● Input material:
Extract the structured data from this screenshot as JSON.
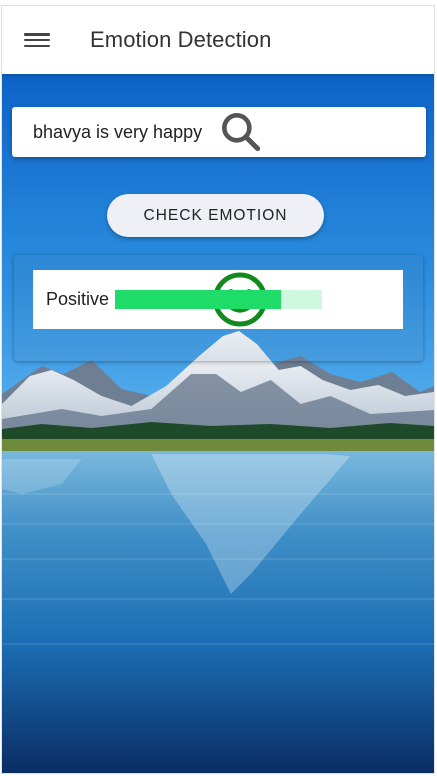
{
  "app": {
    "title": "Emotion Detection",
    "menu_icon": "hamburger-menu-icon"
  },
  "search": {
    "icon": "search-icon",
    "value": "bhavya is very happy"
  },
  "check_button": {
    "label": "CHECK EMOTION"
  },
  "result": {
    "icon": "smiley-face-icon",
    "label": "Positive",
    "score": 0.8,
    "colors": {
      "icon": "#128a1e",
      "fill": "#1fdc68",
      "track": "#d0f7df"
    }
  }
}
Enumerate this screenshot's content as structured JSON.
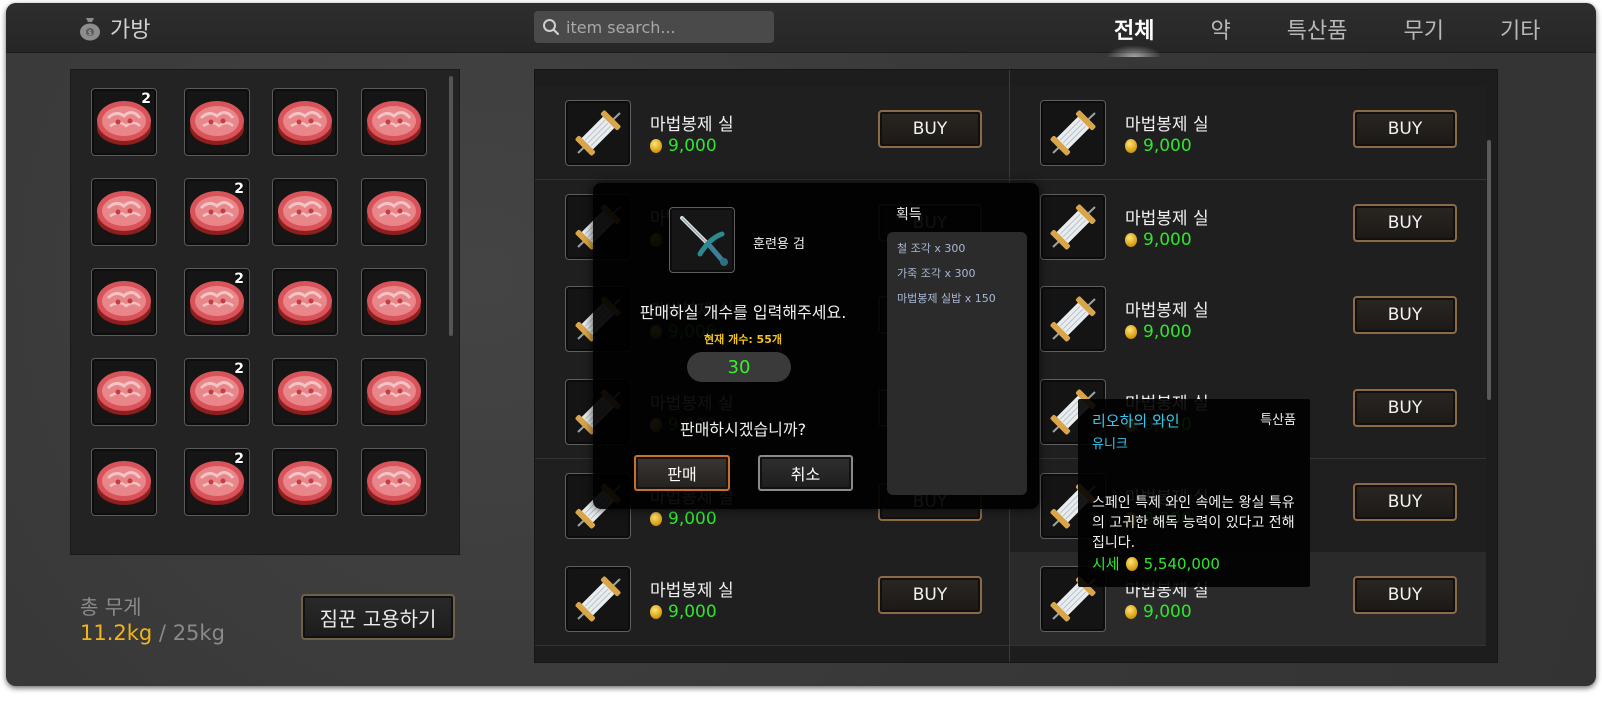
{
  "header": {
    "title": "가방",
    "search_placeholder": "item search...",
    "tabs": [
      {
        "label": "전체",
        "active": true
      },
      {
        "label": "약",
        "active": false
      },
      {
        "label": "특산품",
        "active": false
      },
      {
        "label": "무기",
        "active": false
      },
      {
        "label": "기타",
        "active": false
      }
    ]
  },
  "inventory": {
    "item_icon": "meat-icon",
    "slots": [
      {
        "qty": "2"
      },
      {
        "qty": ""
      },
      {
        "qty": ""
      },
      {
        "qty": ""
      },
      {
        "qty": ""
      },
      {
        "qty": "2"
      },
      {
        "qty": ""
      },
      {
        "qty": ""
      },
      {
        "qty": ""
      },
      {
        "qty": "2"
      },
      {
        "qty": ""
      },
      {
        "qty": ""
      },
      {
        "qty": ""
      },
      {
        "qty": "2"
      },
      {
        "qty": ""
      },
      {
        "qty": ""
      },
      {
        "qty": ""
      },
      {
        "qty": "2"
      },
      {
        "qty": ""
      },
      {
        "qty": ""
      }
    ]
  },
  "weight": {
    "label": "총 무게",
    "current": "11.2kg",
    "separator": " / ",
    "max": "25kg"
  },
  "hire_button": "짐꾼 고용하기",
  "shop": {
    "item_icon": "thread-spool-icon",
    "buy_label": "BUY",
    "left_column": [
      {
        "name": "마법봉제 실",
        "price": "9,000"
      },
      {
        "name": "마법봉제 실",
        "price": "9,000"
      },
      {
        "name": "마법봉제 실",
        "price": "9,000"
      },
      {
        "name": "마법봉제 실",
        "price": "9,000"
      },
      {
        "name": "마법봉제 실",
        "price": "9,000"
      },
      {
        "name": "마법봉제 실",
        "price": "9,000"
      }
    ],
    "right_column": [
      {
        "name": "마법봉제 실",
        "price": "9,000"
      },
      {
        "name": "마법봉제 실",
        "price": "9,000"
      },
      {
        "name": "마법봉제 실",
        "price": "9,000"
      },
      {
        "name": "마법봉제 실",
        "price": "9,000"
      },
      {
        "name": "마법봉제 실",
        "price": "9,000"
      },
      {
        "name": "마법봉제 실",
        "price": "9,000"
      }
    ]
  },
  "sell_dialog": {
    "item_icon": "sword-icon",
    "item_name": "훈련용 검",
    "prompt": "판매하실 개수를 입력해주세요.",
    "current_count": "현재 개수: 55개",
    "input_value": "30",
    "confirm_question": "판매하시겠습니까?",
    "sell_button": "판매",
    "cancel_button": "취소",
    "acquire_title": "획득",
    "acquire_items": [
      "철 조각 x 300",
      "가죽 조각 x 300",
      "마법봉제 실밥 x 150"
    ]
  },
  "tooltip": {
    "name": "리오하의 와인",
    "category": "특산품",
    "rarity": "유니크",
    "description": "스페인 특제 와인 속에는 왕실 특유의 고귀한 해독 능력이 있다고 전해집니다.",
    "price_label": "시세",
    "price": "5,540,000"
  },
  "colors": {
    "price_green": "#2ee62e",
    "weight_gold": "#f2b418",
    "rarity_cyan": "#35c8ee",
    "sell_border": "#c5702f"
  }
}
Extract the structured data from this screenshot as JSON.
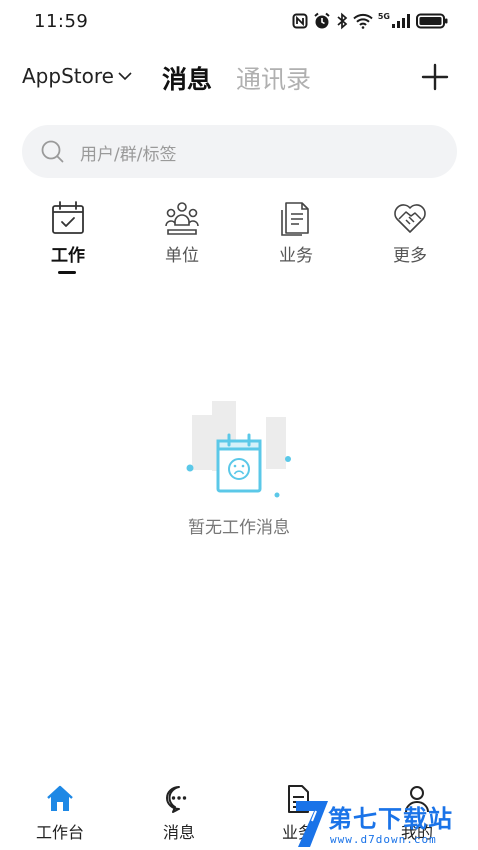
{
  "status_bar": {
    "time": "11:59",
    "network_label": "5G",
    "icons": [
      "nfc-icon",
      "alarm-icon",
      "bluetooth-icon",
      "wifi-icon",
      "signal-icon",
      "battery-icon"
    ]
  },
  "header": {
    "app_name": "AppStore",
    "tab_messages": "消息",
    "tab_contacts": "通讯录",
    "add_icon": "plus-icon"
  },
  "search": {
    "placeholder": "用户/群/标签",
    "icon": "search-icon"
  },
  "categories": [
    {
      "label": "工作",
      "icon": "calendar-check-icon",
      "active": true
    },
    {
      "label": "单位",
      "icon": "people-group-icon",
      "active": false
    },
    {
      "label": "业务",
      "icon": "document-icon",
      "active": false
    },
    {
      "label": "更多",
      "icon": "heart-handshake-icon",
      "active": false
    }
  ],
  "empty_state": {
    "text": "暂无工作消息",
    "icon": "sad-calendar-icon"
  },
  "bottom_nav": [
    {
      "label": "工作台",
      "icon": "home-icon"
    },
    {
      "label": "消息",
      "icon": "chat-bubble-icon"
    },
    {
      "label": "业务",
      "icon": "document-icon"
    },
    {
      "label": "我的",
      "icon": "person-icon"
    }
  ],
  "watermark": {
    "title": "第七下载站",
    "url": "www.d7down.com"
  },
  "colors": {
    "accent": "#1e88e5",
    "empty_illustration": "#5bc8e8",
    "inactive_tab": "#b0b0b0",
    "search_bg": "#f2f3f5"
  }
}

● Set task: Give the number of lines that hold the word "document" in these records, with nothing added.

● Final answer: 2